▶ [Challenge]:
Set down each record below precisely, skipping the pictures.

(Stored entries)
[Start]
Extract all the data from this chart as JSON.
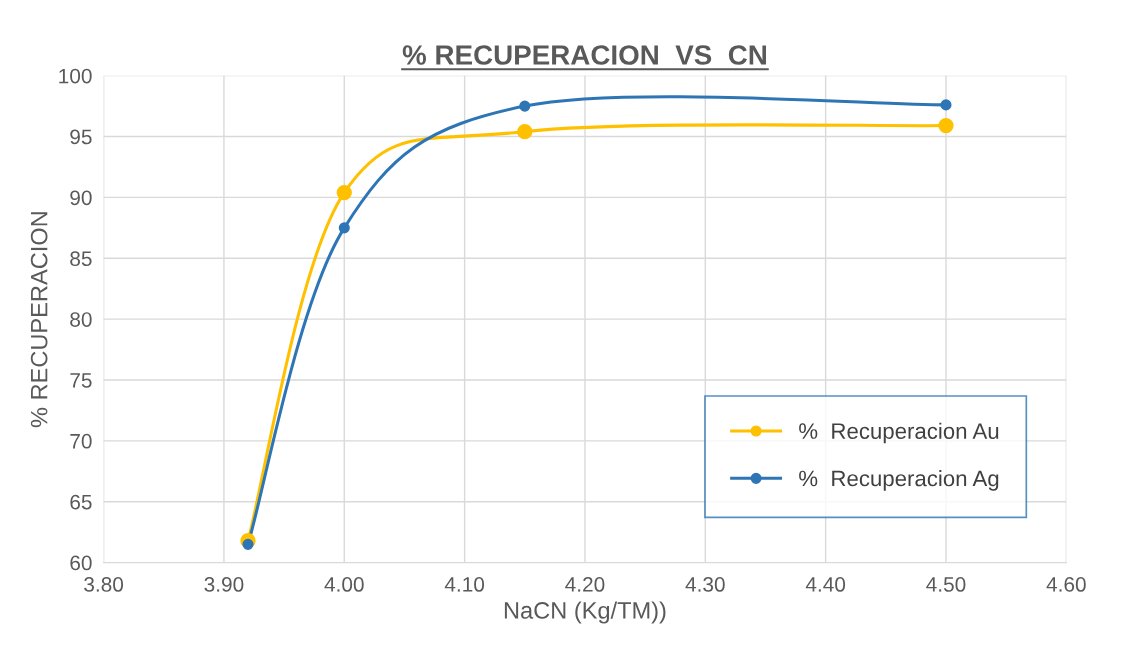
{
  "chart_data": {
    "type": "line",
    "title": "% RECUPERACION  VS  CN",
    "xlabel": "NaCN (Kg/TM))",
    "ylabel": "% RECUPERACION",
    "x": [
      3.92,
      4.0,
      4.15,
      4.5
    ],
    "series": [
      {
        "name": "%  Recuperacion Au",
        "color": "#ffc000",
        "values": [
          61.8,
          90.4,
          95.4,
          95.9
        ]
      },
      {
        "name": "%  Recuperacion Ag",
        "color": "#2e75b6",
        "values": [
          61.5,
          87.5,
          97.5,
          97.6
        ]
      }
    ],
    "xlim": [
      3.8,
      4.6
    ],
    "xticks": [
      {
        "value": 3.8,
        "label": "3.80"
      },
      {
        "value": 3.9,
        "label": "3.90"
      },
      {
        "value": 4.0,
        "label": "4.00"
      },
      {
        "value": 4.1,
        "label": "4.10"
      },
      {
        "value": 4.2,
        "label": "4.20"
      },
      {
        "value": 4.3,
        "label": "4.30"
      },
      {
        "value": 4.4,
        "label": "4.40"
      },
      {
        "value": 4.5,
        "label": "4.50"
      },
      {
        "value": 4.6,
        "label": "4.60"
      }
    ],
    "ylim": [
      60,
      100
    ],
    "yticks": [
      60,
      65,
      70,
      75,
      80,
      85,
      90,
      95,
      100
    ],
    "grid": true,
    "legend": "bottom right",
    "marker": "circle",
    "line_style": "solid"
  }
}
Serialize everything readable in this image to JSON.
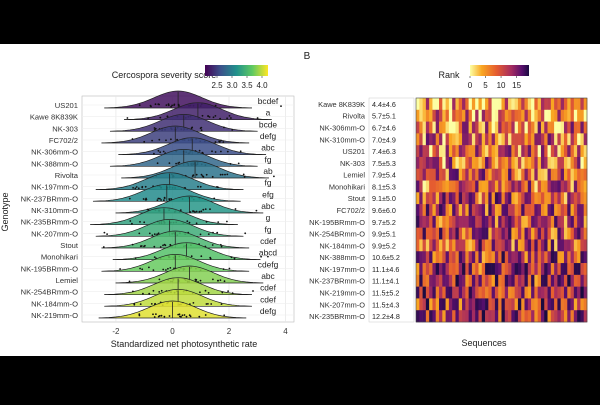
{
  "figure": {
    "panel_label": "B"
  },
  "chart_data": [
    {
      "type": "ridgeline",
      "legend": {
        "title": "Cercospora severity score",
        "ticks": [
          "2.5",
          "3.0",
          "3.5",
          "4.0"
        ],
        "colors": [
          "#440154",
          "#3b528b",
          "#21918c",
          "#5ec962",
          "#fde725"
        ],
        "range": [
          2.1,
          4.2
        ]
      },
      "ylabel": "Genotype",
      "xlabel": "Standardized net photosynthetic rate",
      "xlim": [
        -3.2,
        4.3
      ],
      "xticks": [
        -2,
        0,
        2,
        4
      ],
      "grid": true,
      "rows": [
        {
          "genotype": "US201",
          "group": "bcdef",
          "mean": 0.2,
          "severity": 2.2
        },
        {
          "genotype": "Kawe 8K839K",
          "group": "a",
          "mean": 0.9,
          "severity": 2.3
        },
        {
          "genotype": "NK-303",
          "group": "bcde",
          "mean": 0.4,
          "severity": 2.4
        },
        {
          "genotype": "FC702/2",
          "group": "defg",
          "mean": 0.1,
          "severity": 2.5
        },
        {
          "genotype": "NK-306mm-O",
          "group": "abc",
          "mean": 0.7,
          "severity": 2.6
        },
        {
          "genotype": "NK-388mm-O",
          "group": "fg",
          "mean": 0.4,
          "severity": 2.8
        },
        {
          "genotype": "Rivolta",
          "group": "ab",
          "mean": 0.8,
          "severity": 2.9
        },
        {
          "genotype": "NK-197mm-O",
          "group": "fg",
          "mean": -0.1,
          "severity": 3.0
        },
        {
          "genotype": "NK-237BRmm-O",
          "group": "efg",
          "mean": -0.2,
          "severity": 3.1
        },
        {
          "genotype": "NK-310mm-O",
          "group": "abc",
          "mean": 0.6,
          "severity": 3.2
        },
        {
          "genotype": "NK-235BRmm-O",
          "group": "g",
          "mean": -0.3,
          "severity": 3.3
        },
        {
          "genotype": "NK-207mm-O",
          "group": "fg",
          "mean": -0.1,
          "severity": 3.4
        },
        {
          "genotype": "Stout",
          "group": "cdef",
          "mean": 0.1,
          "severity": 3.5
        },
        {
          "genotype": "Monohikari",
          "group": "abcd",
          "mean": 0.5,
          "severity": 3.6
        },
        {
          "genotype": "NK-195BRmm-O",
          "group": "cdefg",
          "mean": 0.1,
          "severity": 3.7
        },
        {
          "genotype": "Lemiel",
          "group": "abc",
          "mean": 0.6,
          "severity": 3.8
        },
        {
          "genotype": "NK-254BRmm-O",
          "group": "cdef",
          "mean": 0.2,
          "severity": 3.9
        },
        {
          "genotype": "NK-184mm-O",
          "group": "cdef",
          "mean": 0.2,
          "severity": 4.0
        },
        {
          "genotype": "NK-219mm-O",
          "group": "defg",
          "mean": 0.0,
          "severity": 4.1
        }
      ]
    },
    {
      "type": "heatmap",
      "legend": {
        "title": "Rank",
        "ticks": [
          "0",
          "5",
          "10",
          "15"
        ],
        "range": [
          0,
          19
        ]
      },
      "xlabel": "Sequences",
      "rows": [
        {
          "label": "Kawe 8K839K",
          "value": "4.4±4.6"
        },
        {
          "label": "Rivolta",
          "value": "5.7±5.1"
        },
        {
          "label": "NK-306mm-O",
          "value": "6.7±4.6"
        },
        {
          "label": "NK-310mm-O",
          "value": "7.0±4.9"
        },
        {
          "label": "US201",
          "value": "7.4±6.3"
        },
        {
          "label": "NK-303",
          "value": "7.5±5.3"
        },
        {
          "label": "Lemiel",
          "value": "7.9±5.4"
        },
        {
          "label": "Monohikari",
          "value": "8.1±5.3"
        },
        {
          "label": "Stout",
          "value": "9.1±5.0"
        },
        {
          "label": "FC702/2",
          "value": "9.6±6.0"
        },
        {
          "label": "NK-195BRmm-O",
          "value": "9.7±5.2"
        },
        {
          "label": "NK-254BRmm-O",
          "value": "9.9±5.1"
        },
        {
          "label": "NK-184mm-O",
          "value": "9.9±5.2"
        },
        {
          "label": "NK-388mm-O",
          "value": "10.6±5.2"
        },
        {
          "label": "NK-197mm-O",
          "value": "11.1±4.6"
        },
        {
          "label": "NK-237BRmm-O",
          "value": "11.1±4.1"
        },
        {
          "label": "NK-219mm-O",
          "value": "11.5±5.2"
        },
        {
          "label": "NK-207mm-O",
          "value": "11.5±4.3"
        },
        {
          "label": "NK-235BRmm-O",
          "value": "12.2±4.8"
        }
      ]
    }
  ]
}
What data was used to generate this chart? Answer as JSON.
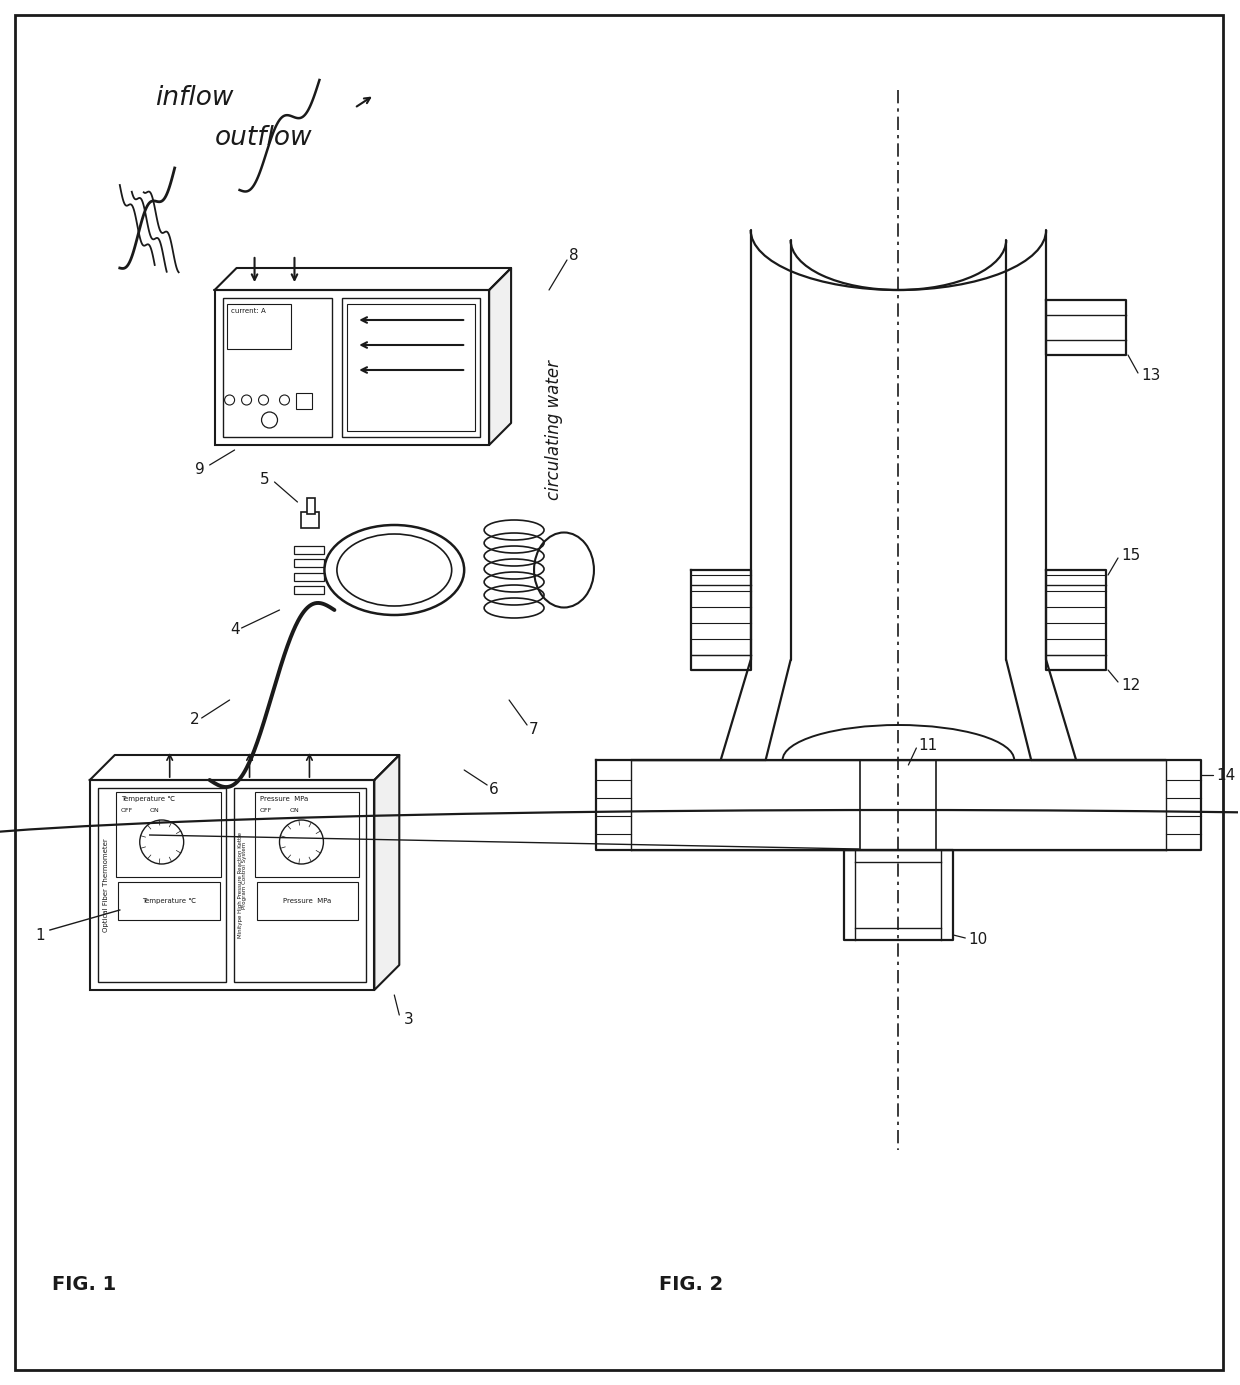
{
  "fig_label1": "FIG. 1",
  "fig_label2": "FIG. 2",
  "bg_color": "#ffffff",
  "lc": "#1a1a1a",
  "labels": {
    "inflow": "inflow",
    "outflow": "outflow",
    "circulating_water": "circulating water",
    "1": "1",
    "2": "2",
    "3": "3",
    "4": "4",
    "5": "5",
    "6": "6",
    "7": "7",
    "8": "8",
    "9": "9",
    "10": "10",
    "11": "11",
    "12": "12",
    "13": "13",
    "14": "14",
    "15": "15"
  }
}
[End]
▶ [Solution to this problem]:
Extract all the data from this chart as JSON.
{
  "chart_data": {
    "type": "line",
    "title": "% RECUPERACION  VS  CN",
    "xlabel": "NaCN (Kg/TM))",
    "ylabel": "% RECUPERACION",
    "x": [
      3.92,
      4.0,
      4.15,
      4.5
    ],
    "series": [
      {
        "name": "%  Recuperacion Au",
        "color": "#ffc000",
        "values": [
          61.8,
          90.4,
          95.4,
          95.9
        ]
      },
      {
        "name": "%  Recuperacion Ag",
        "color": "#2e75b6",
        "values": [
          61.5,
          87.5,
          97.5,
          97.6
        ]
      }
    ],
    "xlim": [
      3.8,
      4.6
    ],
    "xticks": [
      {
        "value": 3.8,
        "label": "3.80"
      },
      {
        "value": 3.9,
        "label": "3.90"
      },
      {
        "value": 4.0,
        "label": "4.00"
      },
      {
        "value": 4.1,
        "label": "4.10"
      },
      {
        "value": 4.2,
        "label": "4.20"
      },
      {
        "value": 4.3,
        "label": "4.30"
      },
      {
        "value": 4.4,
        "label": "4.40"
      },
      {
        "value": 4.5,
        "label": "4.50"
      },
      {
        "value": 4.6,
        "label": "4.60"
      }
    ],
    "ylim": [
      60,
      100
    ],
    "yticks": [
      60,
      65,
      70,
      75,
      80,
      85,
      90,
      95,
      100
    ],
    "grid": true,
    "legend": "bottom right",
    "marker": "circle",
    "line_style": "solid"
  }
}
Serialize everything readable in this image to JSON.
{
  "figure": {
    "panel_label": "B"
  },
  "chart_data": [
    {
      "type": "ridgeline",
      "legend": {
        "title": "Cercospora severity score",
        "ticks": [
          "2.5",
          "3.0",
          "3.5",
          "4.0"
        ],
        "colors": [
          "#440154",
          "#3b528b",
          "#21918c",
          "#5ec962",
          "#fde725"
        ],
        "range": [
          2.1,
          4.2
        ]
      },
      "ylabel": "Genotype",
      "xlabel": "Standardized net photosynthetic rate",
      "xlim": [
        -3.2,
        4.3
      ],
      "xticks": [
        -2,
        0,
        2,
        4
      ],
      "grid": true,
      "rows": [
        {
          "genotype": "US201",
          "group": "bcdef",
          "mean": 0.2,
          "severity": 2.2
        },
        {
          "genotype": "Kawe 8K839K",
          "group": "a",
          "mean": 0.9,
          "severity": 2.3
        },
        {
          "genotype": "NK-303",
          "group": "bcde",
          "mean": 0.4,
          "severity": 2.4
        },
        {
          "genotype": "FC702/2",
          "group": "defg",
          "mean": 0.1,
          "severity": 2.5
        },
        {
          "genotype": "NK-306mm-O",
          "group": "abc",
          "mean": 0.7,
          "severity": 2.6
        },
        {
          "genotype": "NK-388mm-O",
          "group": "fg",
          "mean": 0.4,
          "severity": 2.8
        },
        {
          "genotype": "Rivolta",
          "group": "ab",
          "mean": 0.8,
          "severity": 2.9
        },
        {
          "genotype": "NK-197mm-O",
          "group": "fg",
          "mean": -0.1,
          "severity": 3.0
        },
        {
          "genotype": "NK-237BRmm-O",
          "group": "efg",
          "mean": -0.2,
          "severity": 3.1
        },
        {
          "genotype": "NK-310mm-O",
          "group": "abc",
          "mean": 0.6,
          "severity": 3.2
        },
        {
          "genotype": "NK-235BRmm-O",
          "group": "g",
          "mean": -0.3,
          "severity": 3.3
        },
        {
          "genotype": "NK-207mm-O",
          "group": "fg",
          "mean": -0.1,
          "severity": 3.4
        },
        {
          "genotype": "Stout",
          "group": "cdef",
          "mean": 0.1,
          "severity": 3.5
        },
        {
          "genotype": "Monohikari",
          "group": "abcd",
          "mean": 0.5,
          "severity": 3.6
        },
        {
          "genotype": "NK-195BRmm-O",
          "group": "cdefg",
          "mean": 0.1,
          "severity": 3.7
        },
        {
          "genotype": "Lemiel",
          "group": "abc",
          "mean": 0.6,
          "severity": 3.8
        },
        {
          "genotype": "NK-254BRmm-O",
          "group": "cdef",
          "mean": 0.2,
          "severity": 3.9
        },
        {
          "genotype": "NK-184mm-O",
          "group": "cdef",
          "mean": 0.2,
          "severity": 4.0
        },
        {
          "genotype": "NK-219mm-O",
          "group": "defg",
          "mean": 0.0,
          "severity": 4.1
        }
      ]
    },
    {
      "type": "heatmap",
      "legend": {
        "title": "Rank",
        "ticks": [
          "0",
          "5",
          "10",
          "15"
        ],
        "range": [
          0,
          19
        ]
      },
      "xlabel": "Sequences",
      "rows": [
        {
          "label": "Kawe 8K839K",
          "value": "4.4±4.6"
        },
        {
          "label": "Rivolta",
          "value": "5.7±5.1"
        },
        {
          "label": "NK-306mm-O",
          "value": "6.7±4.6"
        },
        {
          "label": "NK-310mm-O",
          "value": "7.0±4.9"
        },
        {
          "label": "US201",
          "value": "7.4±6.3"
        },
        {
          "label": "NK-303",
          "value": "7.5±5.3"
        },
        {
          "label": "Lemiel",
          "value": "7.9±5.4"
        },
        {
          "label": "Monohikari",
          "value": "8.1±5.3"
        },
        {
          "label": "Stout",
          "value": "9.1±5.0"
        },
        {
          "label": "FC702/2",
          "value": "9.6±6.0"
        },
        {
          "label": "NK-195BRmm-O",
          "value": "9.7±5.2"
        },
        {
          "label": "NK-254BRmm-O",
          "value": "9.9±5.1"
        },
        {
          "label": "NK-184mm-O",
          "value": "9.9±5.2"
        },
        {
          "label": "NK-388mm-O",
          "value": "10.6±5.2"
        },
        {
          "label": "NK-197mm-O",
          "value": "11.1±4.6"
        },
        {
          "label": "NK-237BRmm-O",
          "value": "11.1±4.1"
        },
        {
          "label": "NK-219mm-O",
          "value": "11.5±5.2"
        },
        {
          "label": "NK-207mm-O",
          "value": "11.5±4.3"
        },
        {
          "label": "NK-235BRmm-O",
          "value": "12.2±4.8"
        }
      ]
    }
  ]
}
What data was used to generate this chart? Answer as JSON.
{
  "fig_label1": "FIG. 1",
  "fig_label2": "FIG. 2",
  "bg_color": "#ffffff",
  "lc": "#1a1a1a",
  "labels": {
    "inflow": "inflow",
    "outflow": "outflow",
    "circulating_water": "circulating water",
    "1": "1",
    "2": "2",
    "3": "3",
    "4": "4",
    "5": "5",
    "6": "6",
    "7": "7",
    "8": "8",
    "9": "9",
    "10": "10",
    "11": "11",
    "12": "12",
    "13": "13",
    "14": "14",
    "15": "15"
  }
}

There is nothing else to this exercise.